==== Available data ====
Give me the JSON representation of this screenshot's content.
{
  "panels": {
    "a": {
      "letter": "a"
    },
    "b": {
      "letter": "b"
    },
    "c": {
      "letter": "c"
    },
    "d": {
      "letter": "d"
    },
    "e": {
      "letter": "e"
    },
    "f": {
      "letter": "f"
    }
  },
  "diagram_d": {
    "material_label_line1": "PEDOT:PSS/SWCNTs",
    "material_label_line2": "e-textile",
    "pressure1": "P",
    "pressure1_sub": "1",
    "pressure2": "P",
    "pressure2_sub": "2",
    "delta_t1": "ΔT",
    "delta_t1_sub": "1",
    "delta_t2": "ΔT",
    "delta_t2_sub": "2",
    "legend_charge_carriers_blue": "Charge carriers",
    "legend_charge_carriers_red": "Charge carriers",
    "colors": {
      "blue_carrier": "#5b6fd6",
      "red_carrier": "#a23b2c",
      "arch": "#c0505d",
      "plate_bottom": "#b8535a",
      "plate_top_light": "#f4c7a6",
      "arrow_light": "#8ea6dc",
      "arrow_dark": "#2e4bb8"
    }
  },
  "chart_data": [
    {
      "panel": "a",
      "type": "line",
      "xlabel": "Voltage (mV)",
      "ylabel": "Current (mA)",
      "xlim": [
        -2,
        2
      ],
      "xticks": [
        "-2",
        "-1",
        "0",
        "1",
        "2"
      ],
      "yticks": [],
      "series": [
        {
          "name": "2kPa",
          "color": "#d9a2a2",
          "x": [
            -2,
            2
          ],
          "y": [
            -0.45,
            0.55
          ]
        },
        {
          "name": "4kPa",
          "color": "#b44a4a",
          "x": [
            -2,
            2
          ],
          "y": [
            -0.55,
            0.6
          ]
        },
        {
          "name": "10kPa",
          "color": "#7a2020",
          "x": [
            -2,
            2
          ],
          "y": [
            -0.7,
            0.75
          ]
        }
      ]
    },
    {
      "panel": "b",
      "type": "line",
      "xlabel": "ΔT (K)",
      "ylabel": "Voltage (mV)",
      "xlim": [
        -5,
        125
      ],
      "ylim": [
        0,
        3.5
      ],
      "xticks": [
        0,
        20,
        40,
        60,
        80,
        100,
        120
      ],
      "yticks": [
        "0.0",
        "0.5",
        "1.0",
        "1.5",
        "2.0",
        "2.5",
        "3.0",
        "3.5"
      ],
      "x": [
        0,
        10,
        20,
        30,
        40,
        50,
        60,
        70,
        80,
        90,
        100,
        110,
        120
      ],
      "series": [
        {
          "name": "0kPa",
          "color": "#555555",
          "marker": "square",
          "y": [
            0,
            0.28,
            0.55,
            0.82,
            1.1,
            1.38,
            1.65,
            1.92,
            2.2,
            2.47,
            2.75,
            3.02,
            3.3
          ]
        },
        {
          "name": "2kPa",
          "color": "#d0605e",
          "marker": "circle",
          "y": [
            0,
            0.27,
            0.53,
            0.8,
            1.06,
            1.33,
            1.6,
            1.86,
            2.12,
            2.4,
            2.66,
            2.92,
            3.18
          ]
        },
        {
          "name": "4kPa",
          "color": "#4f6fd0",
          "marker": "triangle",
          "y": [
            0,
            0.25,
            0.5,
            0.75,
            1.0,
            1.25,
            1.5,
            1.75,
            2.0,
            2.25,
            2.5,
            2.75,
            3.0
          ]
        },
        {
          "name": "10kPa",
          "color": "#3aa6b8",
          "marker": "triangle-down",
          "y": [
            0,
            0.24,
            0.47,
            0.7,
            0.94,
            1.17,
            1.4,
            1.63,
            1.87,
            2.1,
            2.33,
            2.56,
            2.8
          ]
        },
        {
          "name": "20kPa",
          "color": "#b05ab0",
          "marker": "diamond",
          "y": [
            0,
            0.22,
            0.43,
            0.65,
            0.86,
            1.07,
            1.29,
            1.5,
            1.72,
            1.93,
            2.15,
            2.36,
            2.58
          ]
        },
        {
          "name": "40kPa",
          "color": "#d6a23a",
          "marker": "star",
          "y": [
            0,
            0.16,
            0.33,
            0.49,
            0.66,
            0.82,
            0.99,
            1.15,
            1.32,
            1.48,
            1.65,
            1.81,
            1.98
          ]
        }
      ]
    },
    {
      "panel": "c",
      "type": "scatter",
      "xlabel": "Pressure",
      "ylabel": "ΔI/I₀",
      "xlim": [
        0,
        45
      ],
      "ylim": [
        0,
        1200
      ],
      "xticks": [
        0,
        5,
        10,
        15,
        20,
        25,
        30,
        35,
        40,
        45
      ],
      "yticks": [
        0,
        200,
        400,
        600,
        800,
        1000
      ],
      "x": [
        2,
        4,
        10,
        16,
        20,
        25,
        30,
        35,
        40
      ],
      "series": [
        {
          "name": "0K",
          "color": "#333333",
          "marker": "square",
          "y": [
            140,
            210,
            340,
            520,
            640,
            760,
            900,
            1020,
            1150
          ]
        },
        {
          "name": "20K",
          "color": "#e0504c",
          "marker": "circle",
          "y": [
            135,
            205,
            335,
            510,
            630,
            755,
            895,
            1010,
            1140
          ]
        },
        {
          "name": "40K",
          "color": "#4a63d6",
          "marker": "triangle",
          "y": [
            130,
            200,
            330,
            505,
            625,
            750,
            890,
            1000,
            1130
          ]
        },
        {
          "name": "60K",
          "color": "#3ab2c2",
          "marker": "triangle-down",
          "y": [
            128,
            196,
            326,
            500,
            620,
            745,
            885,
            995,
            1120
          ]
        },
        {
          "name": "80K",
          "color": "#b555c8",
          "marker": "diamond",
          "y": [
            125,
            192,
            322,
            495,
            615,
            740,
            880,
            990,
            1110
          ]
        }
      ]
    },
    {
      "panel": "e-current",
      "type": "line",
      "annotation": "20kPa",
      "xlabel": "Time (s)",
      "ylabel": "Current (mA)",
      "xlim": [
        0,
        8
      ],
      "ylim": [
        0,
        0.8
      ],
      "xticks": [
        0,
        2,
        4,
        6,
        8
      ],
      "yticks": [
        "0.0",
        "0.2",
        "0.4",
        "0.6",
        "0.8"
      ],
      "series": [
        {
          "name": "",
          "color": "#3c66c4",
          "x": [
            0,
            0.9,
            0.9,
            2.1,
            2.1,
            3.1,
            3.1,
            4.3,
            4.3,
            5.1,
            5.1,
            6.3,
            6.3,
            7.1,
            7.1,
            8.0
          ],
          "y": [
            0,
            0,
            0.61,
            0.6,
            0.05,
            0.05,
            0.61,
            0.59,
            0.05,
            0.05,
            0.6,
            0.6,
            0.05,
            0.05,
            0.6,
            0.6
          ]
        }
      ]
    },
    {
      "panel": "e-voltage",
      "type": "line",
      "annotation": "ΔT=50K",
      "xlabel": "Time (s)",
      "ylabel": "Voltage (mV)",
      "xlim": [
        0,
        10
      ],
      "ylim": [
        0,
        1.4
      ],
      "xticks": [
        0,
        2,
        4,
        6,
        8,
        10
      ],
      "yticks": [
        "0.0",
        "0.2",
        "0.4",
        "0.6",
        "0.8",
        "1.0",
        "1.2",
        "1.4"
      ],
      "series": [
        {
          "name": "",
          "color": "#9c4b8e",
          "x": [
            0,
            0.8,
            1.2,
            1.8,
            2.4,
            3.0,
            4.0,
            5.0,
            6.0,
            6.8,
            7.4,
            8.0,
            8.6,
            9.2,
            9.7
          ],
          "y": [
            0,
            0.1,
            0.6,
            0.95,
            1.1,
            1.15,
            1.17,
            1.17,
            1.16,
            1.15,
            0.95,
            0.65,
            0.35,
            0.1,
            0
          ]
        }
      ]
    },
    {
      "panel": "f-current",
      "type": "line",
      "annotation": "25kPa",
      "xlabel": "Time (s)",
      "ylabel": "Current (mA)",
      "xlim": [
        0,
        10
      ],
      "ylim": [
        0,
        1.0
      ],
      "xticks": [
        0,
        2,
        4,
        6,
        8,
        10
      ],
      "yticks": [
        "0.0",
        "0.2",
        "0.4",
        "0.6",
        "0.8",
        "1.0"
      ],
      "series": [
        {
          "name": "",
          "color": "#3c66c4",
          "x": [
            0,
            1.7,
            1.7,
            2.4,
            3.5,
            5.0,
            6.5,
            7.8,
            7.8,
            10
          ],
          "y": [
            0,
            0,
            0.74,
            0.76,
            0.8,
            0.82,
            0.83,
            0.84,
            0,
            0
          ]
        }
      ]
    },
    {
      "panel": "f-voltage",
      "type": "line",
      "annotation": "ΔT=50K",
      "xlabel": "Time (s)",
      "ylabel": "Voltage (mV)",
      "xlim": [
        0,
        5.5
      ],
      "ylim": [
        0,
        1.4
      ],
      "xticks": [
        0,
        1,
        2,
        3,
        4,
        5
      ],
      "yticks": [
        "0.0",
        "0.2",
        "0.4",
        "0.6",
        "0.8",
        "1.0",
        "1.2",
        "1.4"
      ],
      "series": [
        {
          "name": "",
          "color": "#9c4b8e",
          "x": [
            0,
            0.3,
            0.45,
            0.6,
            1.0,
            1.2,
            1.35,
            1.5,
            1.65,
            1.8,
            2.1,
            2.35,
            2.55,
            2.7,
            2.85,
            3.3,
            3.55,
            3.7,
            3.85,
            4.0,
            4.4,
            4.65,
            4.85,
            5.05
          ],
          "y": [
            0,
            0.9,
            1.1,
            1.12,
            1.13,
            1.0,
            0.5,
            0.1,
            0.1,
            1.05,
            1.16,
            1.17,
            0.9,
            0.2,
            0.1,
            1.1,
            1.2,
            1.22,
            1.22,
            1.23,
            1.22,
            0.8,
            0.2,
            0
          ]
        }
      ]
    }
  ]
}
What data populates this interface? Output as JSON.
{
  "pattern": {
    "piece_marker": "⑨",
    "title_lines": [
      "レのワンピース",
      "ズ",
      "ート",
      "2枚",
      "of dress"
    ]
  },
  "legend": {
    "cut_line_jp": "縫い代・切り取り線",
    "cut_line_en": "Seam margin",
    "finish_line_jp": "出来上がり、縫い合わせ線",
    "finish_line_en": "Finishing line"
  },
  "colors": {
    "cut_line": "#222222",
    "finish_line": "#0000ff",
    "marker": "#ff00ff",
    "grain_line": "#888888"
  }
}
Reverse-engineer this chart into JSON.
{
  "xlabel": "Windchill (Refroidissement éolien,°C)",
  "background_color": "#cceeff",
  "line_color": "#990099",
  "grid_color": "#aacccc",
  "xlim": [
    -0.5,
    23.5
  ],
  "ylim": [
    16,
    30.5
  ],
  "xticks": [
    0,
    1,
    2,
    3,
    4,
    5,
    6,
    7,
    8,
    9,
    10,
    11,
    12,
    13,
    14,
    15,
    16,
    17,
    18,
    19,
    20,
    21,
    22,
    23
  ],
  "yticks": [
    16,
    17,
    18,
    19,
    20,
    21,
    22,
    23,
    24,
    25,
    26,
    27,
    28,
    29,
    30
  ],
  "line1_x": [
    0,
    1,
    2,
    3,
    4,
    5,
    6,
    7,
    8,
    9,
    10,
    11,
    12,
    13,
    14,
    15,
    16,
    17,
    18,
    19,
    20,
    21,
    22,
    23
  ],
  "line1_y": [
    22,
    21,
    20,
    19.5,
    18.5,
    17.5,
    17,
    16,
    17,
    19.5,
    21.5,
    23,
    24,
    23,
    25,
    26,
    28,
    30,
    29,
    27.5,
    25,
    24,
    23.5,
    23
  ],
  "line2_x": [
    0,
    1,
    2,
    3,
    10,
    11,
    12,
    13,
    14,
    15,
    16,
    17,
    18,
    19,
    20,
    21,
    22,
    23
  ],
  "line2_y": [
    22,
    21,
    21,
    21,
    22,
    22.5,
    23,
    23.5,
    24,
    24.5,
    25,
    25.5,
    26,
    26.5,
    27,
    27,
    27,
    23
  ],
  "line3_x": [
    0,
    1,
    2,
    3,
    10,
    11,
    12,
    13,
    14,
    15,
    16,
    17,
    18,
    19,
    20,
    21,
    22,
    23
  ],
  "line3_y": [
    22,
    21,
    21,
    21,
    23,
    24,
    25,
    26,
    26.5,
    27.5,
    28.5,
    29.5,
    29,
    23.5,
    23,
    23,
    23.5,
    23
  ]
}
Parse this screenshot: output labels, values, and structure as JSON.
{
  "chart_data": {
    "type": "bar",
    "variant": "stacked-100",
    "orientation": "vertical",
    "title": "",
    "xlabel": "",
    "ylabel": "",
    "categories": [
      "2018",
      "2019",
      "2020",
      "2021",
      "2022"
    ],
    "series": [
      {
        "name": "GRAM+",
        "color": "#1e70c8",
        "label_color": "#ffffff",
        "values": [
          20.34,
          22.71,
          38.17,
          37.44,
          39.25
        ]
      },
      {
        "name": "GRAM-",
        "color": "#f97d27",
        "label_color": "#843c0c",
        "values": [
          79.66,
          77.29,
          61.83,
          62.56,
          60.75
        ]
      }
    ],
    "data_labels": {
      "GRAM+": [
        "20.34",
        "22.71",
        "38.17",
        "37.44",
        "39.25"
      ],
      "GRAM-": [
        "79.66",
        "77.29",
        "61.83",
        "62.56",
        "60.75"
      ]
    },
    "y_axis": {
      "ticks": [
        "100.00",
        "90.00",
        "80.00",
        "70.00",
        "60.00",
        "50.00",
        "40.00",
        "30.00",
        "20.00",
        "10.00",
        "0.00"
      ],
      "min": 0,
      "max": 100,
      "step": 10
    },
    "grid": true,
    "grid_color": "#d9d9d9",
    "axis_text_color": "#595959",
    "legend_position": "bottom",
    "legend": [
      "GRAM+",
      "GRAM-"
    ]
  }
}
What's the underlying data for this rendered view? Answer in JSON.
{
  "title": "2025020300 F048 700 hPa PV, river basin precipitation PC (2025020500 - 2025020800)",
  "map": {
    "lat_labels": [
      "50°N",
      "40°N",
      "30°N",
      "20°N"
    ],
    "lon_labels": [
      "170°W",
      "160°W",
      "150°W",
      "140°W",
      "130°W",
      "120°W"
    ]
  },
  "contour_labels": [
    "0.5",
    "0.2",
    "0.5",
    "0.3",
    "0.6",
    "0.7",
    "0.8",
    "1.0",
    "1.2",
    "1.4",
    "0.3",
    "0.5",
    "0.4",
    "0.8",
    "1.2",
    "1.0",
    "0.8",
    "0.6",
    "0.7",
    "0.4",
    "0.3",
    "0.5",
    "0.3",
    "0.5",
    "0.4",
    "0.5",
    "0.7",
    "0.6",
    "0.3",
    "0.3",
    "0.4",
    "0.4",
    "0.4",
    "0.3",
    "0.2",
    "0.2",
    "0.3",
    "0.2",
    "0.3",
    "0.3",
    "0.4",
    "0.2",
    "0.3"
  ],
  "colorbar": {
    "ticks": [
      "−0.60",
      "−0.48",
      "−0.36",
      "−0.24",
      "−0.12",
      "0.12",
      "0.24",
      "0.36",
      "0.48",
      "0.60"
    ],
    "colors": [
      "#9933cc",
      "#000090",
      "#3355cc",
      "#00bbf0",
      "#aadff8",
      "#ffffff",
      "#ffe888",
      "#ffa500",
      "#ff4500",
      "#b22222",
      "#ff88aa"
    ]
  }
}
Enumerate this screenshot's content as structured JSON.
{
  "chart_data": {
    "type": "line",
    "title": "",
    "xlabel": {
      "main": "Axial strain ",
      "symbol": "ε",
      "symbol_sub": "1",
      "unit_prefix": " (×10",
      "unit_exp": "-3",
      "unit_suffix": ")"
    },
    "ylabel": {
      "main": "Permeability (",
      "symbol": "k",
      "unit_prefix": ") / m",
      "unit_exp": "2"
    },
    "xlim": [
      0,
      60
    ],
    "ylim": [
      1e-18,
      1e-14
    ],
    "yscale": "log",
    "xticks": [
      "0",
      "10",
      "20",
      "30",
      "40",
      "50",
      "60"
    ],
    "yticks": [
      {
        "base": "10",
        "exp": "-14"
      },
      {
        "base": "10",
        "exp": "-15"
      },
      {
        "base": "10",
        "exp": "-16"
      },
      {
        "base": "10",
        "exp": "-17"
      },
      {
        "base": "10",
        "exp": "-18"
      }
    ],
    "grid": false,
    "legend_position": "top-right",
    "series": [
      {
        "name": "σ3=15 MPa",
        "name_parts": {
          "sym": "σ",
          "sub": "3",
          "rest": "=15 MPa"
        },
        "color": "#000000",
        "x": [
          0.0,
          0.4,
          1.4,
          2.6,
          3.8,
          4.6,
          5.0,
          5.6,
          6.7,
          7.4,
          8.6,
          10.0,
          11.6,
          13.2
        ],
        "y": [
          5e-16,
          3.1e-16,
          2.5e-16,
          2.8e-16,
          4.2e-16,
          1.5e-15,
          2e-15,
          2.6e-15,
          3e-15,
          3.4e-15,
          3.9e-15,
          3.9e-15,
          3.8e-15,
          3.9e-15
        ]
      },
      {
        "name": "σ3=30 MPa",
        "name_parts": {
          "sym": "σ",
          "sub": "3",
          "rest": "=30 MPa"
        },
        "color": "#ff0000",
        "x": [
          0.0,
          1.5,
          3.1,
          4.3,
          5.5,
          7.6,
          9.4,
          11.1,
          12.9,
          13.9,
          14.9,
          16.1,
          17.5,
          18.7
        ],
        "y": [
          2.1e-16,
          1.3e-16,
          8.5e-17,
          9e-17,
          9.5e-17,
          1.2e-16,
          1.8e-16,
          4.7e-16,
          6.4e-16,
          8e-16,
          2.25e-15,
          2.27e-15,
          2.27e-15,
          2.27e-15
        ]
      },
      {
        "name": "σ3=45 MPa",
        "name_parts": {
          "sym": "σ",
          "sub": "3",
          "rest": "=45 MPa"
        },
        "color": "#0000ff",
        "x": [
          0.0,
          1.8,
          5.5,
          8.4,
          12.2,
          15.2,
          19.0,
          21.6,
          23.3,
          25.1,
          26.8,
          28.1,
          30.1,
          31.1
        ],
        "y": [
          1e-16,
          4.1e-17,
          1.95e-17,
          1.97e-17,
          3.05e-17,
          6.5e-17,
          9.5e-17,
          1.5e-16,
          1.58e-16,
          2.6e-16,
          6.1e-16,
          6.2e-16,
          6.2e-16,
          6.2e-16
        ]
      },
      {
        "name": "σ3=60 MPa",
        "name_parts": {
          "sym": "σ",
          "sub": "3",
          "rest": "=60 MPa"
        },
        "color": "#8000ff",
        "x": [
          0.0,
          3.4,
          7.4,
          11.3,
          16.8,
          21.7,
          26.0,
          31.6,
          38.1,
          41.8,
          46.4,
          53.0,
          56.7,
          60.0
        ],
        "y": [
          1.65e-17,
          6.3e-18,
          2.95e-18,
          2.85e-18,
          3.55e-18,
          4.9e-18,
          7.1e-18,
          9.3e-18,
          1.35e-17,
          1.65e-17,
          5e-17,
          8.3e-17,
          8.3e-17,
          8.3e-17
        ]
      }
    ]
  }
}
====
**Job**. Find each line in the records holding the string "xlabel" and show it.

**Exercise solution**.
      "xlabel": "Voltage (mV)",
      "xlabel": "ΔT (K)",
      "xlabel": "Pressure",
      "xlabel": "Time (s)",
      "xlabel": "Time (s)",
      "xlabel": "Time (s)",
      "xlabel": "Time (s)",
  "xlabel": "Windchill (Refroidissement éolien,°C)",
    "xlabel": "",
    "xlabel": {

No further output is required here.